(Data shown):
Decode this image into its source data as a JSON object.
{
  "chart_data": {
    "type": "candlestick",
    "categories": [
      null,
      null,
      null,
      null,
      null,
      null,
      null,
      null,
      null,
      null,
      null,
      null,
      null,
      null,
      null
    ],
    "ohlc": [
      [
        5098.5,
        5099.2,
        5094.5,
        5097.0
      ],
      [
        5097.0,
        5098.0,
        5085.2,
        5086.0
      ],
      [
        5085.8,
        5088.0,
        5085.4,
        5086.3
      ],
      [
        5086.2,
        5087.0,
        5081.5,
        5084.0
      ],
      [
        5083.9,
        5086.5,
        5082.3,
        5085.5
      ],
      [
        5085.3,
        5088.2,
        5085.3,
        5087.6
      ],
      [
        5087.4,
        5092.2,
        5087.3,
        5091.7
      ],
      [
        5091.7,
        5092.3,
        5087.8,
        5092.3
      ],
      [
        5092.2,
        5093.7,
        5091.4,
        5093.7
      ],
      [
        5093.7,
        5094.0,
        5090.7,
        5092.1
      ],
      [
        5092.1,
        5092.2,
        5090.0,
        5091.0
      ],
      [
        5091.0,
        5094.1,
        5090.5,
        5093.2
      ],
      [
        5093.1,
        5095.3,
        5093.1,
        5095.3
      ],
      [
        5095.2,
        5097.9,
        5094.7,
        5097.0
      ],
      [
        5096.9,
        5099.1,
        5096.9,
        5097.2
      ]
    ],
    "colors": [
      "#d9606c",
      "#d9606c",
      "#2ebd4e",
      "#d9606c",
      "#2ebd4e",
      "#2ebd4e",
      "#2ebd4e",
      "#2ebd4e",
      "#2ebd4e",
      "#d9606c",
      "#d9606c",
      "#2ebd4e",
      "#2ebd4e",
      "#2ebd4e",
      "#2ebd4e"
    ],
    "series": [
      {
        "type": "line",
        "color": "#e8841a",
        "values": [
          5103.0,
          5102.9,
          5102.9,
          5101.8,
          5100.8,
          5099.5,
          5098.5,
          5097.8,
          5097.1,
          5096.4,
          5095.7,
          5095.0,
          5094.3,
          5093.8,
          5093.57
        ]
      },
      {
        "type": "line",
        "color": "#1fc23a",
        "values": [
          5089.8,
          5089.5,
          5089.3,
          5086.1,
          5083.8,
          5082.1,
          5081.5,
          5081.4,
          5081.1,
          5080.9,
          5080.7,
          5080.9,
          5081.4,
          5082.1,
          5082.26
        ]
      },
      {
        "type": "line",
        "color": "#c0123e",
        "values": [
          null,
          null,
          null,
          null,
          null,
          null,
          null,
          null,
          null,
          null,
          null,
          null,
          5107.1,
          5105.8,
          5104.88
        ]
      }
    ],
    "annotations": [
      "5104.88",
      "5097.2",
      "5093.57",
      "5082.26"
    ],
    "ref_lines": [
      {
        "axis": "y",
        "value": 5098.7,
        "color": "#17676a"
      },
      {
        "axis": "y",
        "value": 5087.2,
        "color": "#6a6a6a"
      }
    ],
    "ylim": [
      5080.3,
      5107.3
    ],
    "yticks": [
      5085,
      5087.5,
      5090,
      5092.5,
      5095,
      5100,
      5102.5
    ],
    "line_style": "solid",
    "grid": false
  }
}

(What is required):
Return all of the data exactly as it reads.

(Task solution):
Decode this image into its source data as a JSON object.
{
  "chart_data": {
    "type": "candlestick",
    "categories": [
      null,
      null,
      null,
      null,
      null,
      null,
      null,
      null,
      null,
      null,
      null,
      null,
      null,
      null,
      null
    ],
    "ohlc": [
      [
        5098.5,
        5099.2,
        5094.5,
        5097.0
      ],
      [
        5097.0,
        5098.0,
        5085.2,
        5086.0
      ],
      [
        5085.8,
        5088.0,
        5085.4,
        5086.3
      ],
      [
        5086.2,
        5087.0,
        5081.5,
        5084.0
      ],
      [
        5083.9,
        5086.5,
        5082.3,
        5085.5
      ],
      [
        5085.3,
        5088.2,
        5085.3,
        5087.6
      ],
      [
        5087.4,
        5092.2,
        5087.3,
        5091.7
      ],
      [
        5091.7,
        5092.3,
        5087.8,
        5092.3
      ],
      [
        5092.2,
        5093.7,
        5091.4,
        5093.7
      ],
      [
        5093.7,
        5094.0,
        5090.7,
        5092.1
      ],
      [
        5092.1,
        5092.2,
        5090.0,
        5091.0
      ],
      [
        5091.0,
        5094.1,
        5090.5,
        5093.2
      ],
      [
        5093.1,
        5095.3,
        5093.1,
        5095.3
      ],
      [
        5095.2,
        5097.9,
        5094.7,
        5097.0
      ],
      [
        5096.9,
        5099.1,
        5096.9,
        5097.2
      ]
    ],
    "colors": [
      "#d9606c",
      "#d9606c",
      "#2ebd4e",
      "#d9606c",
      "#2ebd4e",
      "#2ebd4e",
      "#2ebd4e",
      "#2ebd4e",
      "#2ebd4e",
      "#d9606c",
      "#d9606c",
      "#2ebd4e",
      "#2ebd4e",
      "#2ebd4e",
      "#2ebd4e"
    ],
    "series": [
      {
        "type": "line",
        "color": "#e8841a",
        "values": [
          5103.0,
          5102.9,
          5102.9,
          5101.8,
          5100.8,
          5099.5,
          5098.5,
          5097.8,
          5097.1,
          5096.4,
          5095.7,
          5095.0,
          5094.3,
          5093.8,
          5093.57
        ]
      },
      {
        "type": "line",
        "color": "#1fc23a",
        "values": [
          5089.8,
          5089.5,
          5089.3,
          5086.1,
          5083.8,
          5082.1,
          5081.5,
          5081.4,
          5081.1,
          5080.9,
          5080.7,
          5080.9,
          5081.4,
          5082.1,
          5082.26
        ]
      },
      {
        "type": "line",
        "color": "#c0123e",
        "values": [
          null,
          null,
          null,
          null,
          null,
          null,
          null,
          null,
          null,
          null,
          null,
          null,
          5107.1,
          5105.8,
          5104.88
        ]
      }
    ],
    "annotations": [
      "5104.88",
      "5097.2",
      "5093.57",
      "5082.26"
    ],
    "ref_lines": [
      {
        "axis": "y",
        "value": 5098.7,
        "color": "#17676a"
      },
      {
        "axis": "y",
        "value": 5087.2,
        "color": "#6a6a6a"
      }
    ],
    "ylim": [
      5080.3,
      5107.3
    ],
    "yticks": [
      5085,
      5087.5,
      5090,
      5092.5,
      5095,
      5100,
      5102.5
    ],
    "line_style": "solid",
    "grid": false
  }
}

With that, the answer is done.